■ EXERCISE DETAILS
Make an exact copy of the data below, leaving out every picture.

++++++++

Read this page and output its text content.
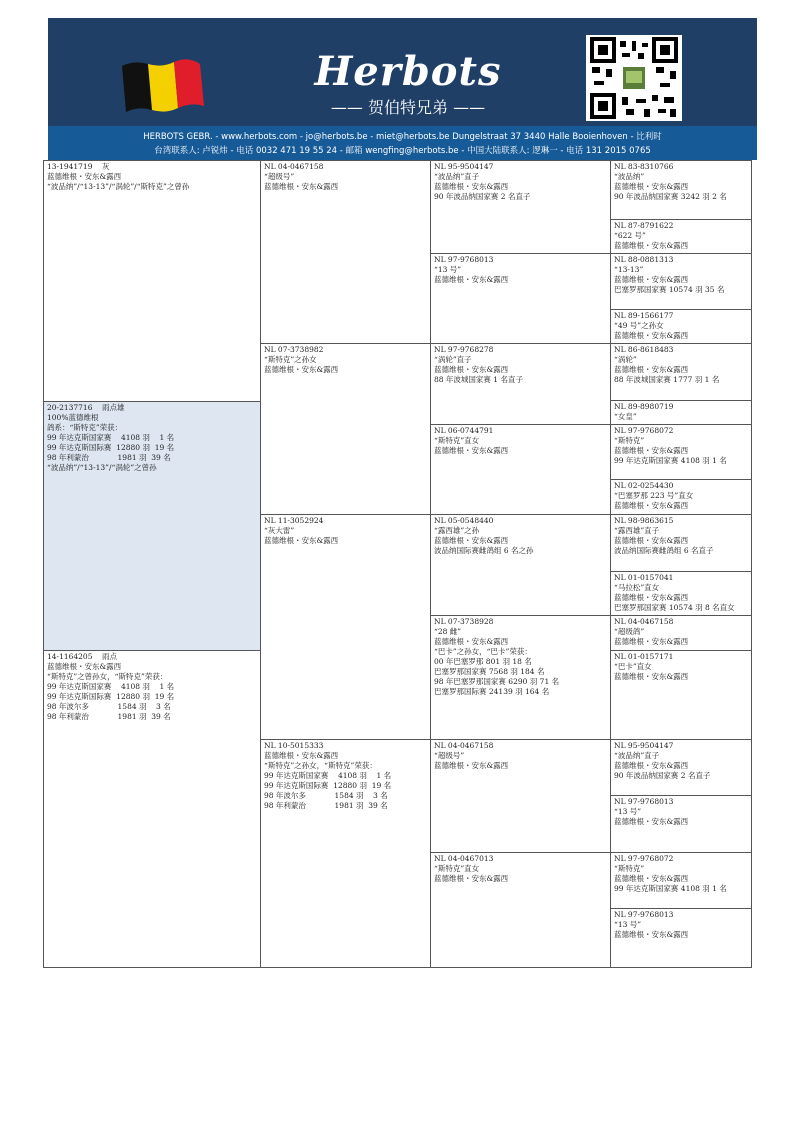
Herbots
—— 贺伯特兄弟 ——
HERBOTS GEBR. - www.herbots.com - jo@herbots.be - miet@herbots.be Dungelstraat 37 3440 Halle Booienhoven - 比利时
台湾联系人: 卢锐炜 - 电话 0032 471 19 55 24 - 邮箱 wengfing@herbots.be - 中国大陆联系人: 逻琳一 - 电话 131 2015 0765
13-1941719    灰
蓝德维根・安东&露西
“波品纳”/“13-13”/“涡轮”/“斯特克”之曾孙
20-2137716    雨点雄
100%蓝德维根
鸽系：“斯特克”荣获：
99 年达克斯国家赛    4108 羽    1 名
99 年达克斯国际赛  12880 羽  19 名
98 年利蒙治            1981 羽  39 名
“波品纳”/“13-13”/“涡轮”之曾孙
14-1164205    雨点
蓝德维根・安东&露西
“斯特克”之曾孙女，“斯特克”荣获：
99 年达克斯国家赛    4108 羽    1 名
99 年达克斯国际赛  12880 羽  19 名
98 年波尔多            1584 羽    3 名
98 年利蒙治            1981 羽  39 名
NL 04-0467158
“超级号”
蓝德维根・安东&露西
NL 07-3738982
“斯特克”之孙女
蓝德维根・安东&露西
NL 11-3052924
“灰大雷”
蓝德维根・安东&露西
NL 10-5015333
蓝德维根・安东&露西
“斯特克”之孙女，“斯特克”荣获：
99 年达克斯国家赛    4108 羽    1 名
99 年达克斯国际赛  12880 羽  19 名
98 年波尔多            1584 羽    3 名
98 年利蒙治            1981 羽  39 名
NL 95-9504147
“波品纳”直子
蓝德维根・安东&露西
90 年波品纳国家赛 2 名直子
NL 97-9768013
“13 号”
蓝德维根・安东&露西
NL 97-9768278
“涡轮”直子
蓝德维根・安东&露西
88 年波城国家赛 1 名直子
NL 06-0744791
“斯特克”直女
蓝德维根・安东&露西
NL 05-0548440
“露西雄”之孙
蓝德维根・安东&露西
波品纳国际赛雌鸽组 6 名之孙
NL 07-3738928
“28 雌”
蓝德维根・安东&露西
“巴卡”之孙女，“巴卡”荣获：
00 年巴塞罗那 801 羽 18 名
巴塞罗那国家赛 7568 羽 184 名
98 年巴塞罗那国家赛 6290 羽 71 名
巴塞罗那国际赛 24139 羽 164 名
NL 04-0467158
“超级号”
蓝德维根・安东&露西
NL 04-0467013
“斯特克”直女
蓝德维根・安东&露西
NL 83-8310766
“波品纳”
蓝德维根・安东&露西
90 年波品纳国家赛 3242 羽 2 名
NL 87-8791622
“622 号”
蓝德维根・安东&露西
NL 88-0881313
“13-13”
蓝德维根・安东&露西
巴塞罗那国家赛 10574 羽 35 名
NL 89-1566177
“49 号”之孙女
蓝德维根・安东&露西
NL 86-8618483
“涡轮”
蓝德维根・安东&露西
88 年波城国家赛 1777 羽 1 名
NL 89-8980719
“女皇”
NL 97-9768072
“斯特克”
蓝德维根・安东&露西
99 年达克斯国家赛 4108 羽 1 名
NL 02-0254430
“巴塞罗那 223 号”直女
蓝德维根・安东&露西
NL 98-9863615
“露西雄”直子
蓝德维根・安东&露西
波品纳国际赛雌鸽组 6 名直子
NL 01-0157041
“马拉松”直女
蓝德维根・安东&露西
巴塞罗那国家赛 10574 羽 8 名直女
NL 04-0467158
“超级鸽”
蓝德维根・安东&露西
NL 01-0157171
“巴卡”直女
蓝德维根・安东&露西
NL 95-9504147
“波品纳”直子
蓝德维根・安东&露西
90 年波品纳国家赛 2 名直子
NL 97-9768013
“13 号”
蓝德维根・安东&露西
NL 97-9768072
“斯特克”
蓝德维根・安东&露西
99 年达克斯国家赛 4108 羽 1 名
NL 97-9768013
“13 号”
蓝德维根・安东&露西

++++++++

■ RESPONSE TO THIS EXERCISE
Read this page and output its text content.
Herbots
—— 贺伯特兄弟 ——
HERBOTS GEBR. - www.herbots.com - jo@herbots.be - miet@herbots.be Dungelstraat 37 3440 Halle Booienhoven - 比利时
台湾联系人: 卢锐炜 - 电话 0032 471 19 55 24 - 邮箱 wengfing@herbots.be - 中国大陆联系人: 逻琳一 - 电话 131 2015 0765
13-1941719    灰
蓝德维根・安东&露西
“波品纳”/“13-13”/“涡轮”/“斯特克”之曾孙
20-2137716    雨点雄
100%蓝德维根
鸽系：“斯特克”荣获：
99 年达克斯国家赛    4108 羽    1 名
99 年达克斯国际赛  12880 羽  19 名
98 年利蒙治            1981 羽  39 名
“波品纳”/“13-13”/“涡轮”之曾孙
14-1164205    雨点
蓝德维根・安东&露西
“斯特克”之曾孙女，“斯特克”荣获：
99 年达克斯国家赛    4108 羽    1 名
99 年达克斯国际赛  12880 羽  19 名
98 年波尔多            1584 羽    3 名
98 年利蒙治            1981 羽  39 名
NL 04-0467158
“超级号”
蓝德维根・安东&露西
NL 07-3738982
“斯特克”之孙女
蓝德维根・安东&露西
NL 11-3052924
“灰大雷”
蓝德维根・安东&露西
NL 10-5015333
蓝德维根・安东&露西
“斯特克”之孙女，“斯特克”荣获：
99 年达克斯国家赛    4108 羽    1 名
99 年达克斯国际赛  12880 羽  19 名
98 年波尔多            1584 羽    3 名
98 年利蒙治            1981 羽  39 名
NL 95-9504147
“波品纳”直子
蓝德维根・安东&露西
90 年波品纳国家赛 2 名直子
NL 97-9768013
“13 号”
蓝德维根・安东&露西
NL 97-9768278
“涡轮”直子
蓝德维根・安东&露西
88 年波城国家赛 1 名直子
NL 06-0744791
“斯特克”直女
蓝德维根・安东&露西
NL 05-0548440
“露西雄”之孙
蓝德维根・安东&露西
波品纳国际赛雌鸽组 6 名之孙
NL 07-3738928
“28 雌”
蓝德维根・安东&露西
“巴卡”之孙女，“巴卡”荣获：
00 年巴塞罗那 801 羽 18 名
巴塞罗那国家赛 7568 羽 184 名
98 年巴塞罗那国家赛 6290 羽 71 名
巴塞罗那国际赛 24139 羽 164 名
NL 04-0467158
“超级号”
蓝德维根・安东&露西
NL 04-0467013
“斯特克”直女
蓝德维根・安东&露西
NL 83-8310766
“波品纳”
蓝德维根・安东&露西
90 年波品纳国家赛 3242 羽 2 名
NL 87-8791622
“622 号”
蓝德维根・安东&露西
NL 88-0881313
“13-13”
蓝德维根・安东&露西
巴塞罗那国家赛 10574 羽 35 名
NL 89-1566177
“49 号”之孙女
蓝德维根・安东&露西
NL 86-8618483
“涡轮”
蓝德维根・安东&露西
88 年波城国家赛 1777 羽 1 名
NL 89-8980719
“女皇”
NL 97-9768072
“斯特克”
蓝德维根・安东&露西
99 年达克斯国家赛 4108 羽 1 名
NL 02-0254430
“巴塞罗那 223 号”直女
蓝德维根・安东&露西
NL 98-9863615
“露西雄”直子
蓝德维根・安东&露西
波品纳国际赛雌鸽组 6 名直子
NL 01-0157041
“马拉松”直女
蓝德维根・安东&露西
巴塞罗那国家赛 10574 羽 8 名直女
NL 04-0467158
“超级鸽”
蓝德维根・安东&露西
NL 01-0157171
“巴卡”直女
蓝德维根・安东&露西
NL 95-9504147
“波品纳”直子
蓝德维根・安东&露西
90 年波品纳国家赛 2 名直子
NL 97-9768013
“13 号”
蓝德维根・安东&露西
NL 97-9768072
“斯特克”
蓝德维根・安东&露西
99 年达克斯国家赛 4108 羽 1 名
NL 97-9768013
“13 号”
蓝德维根・安东&露西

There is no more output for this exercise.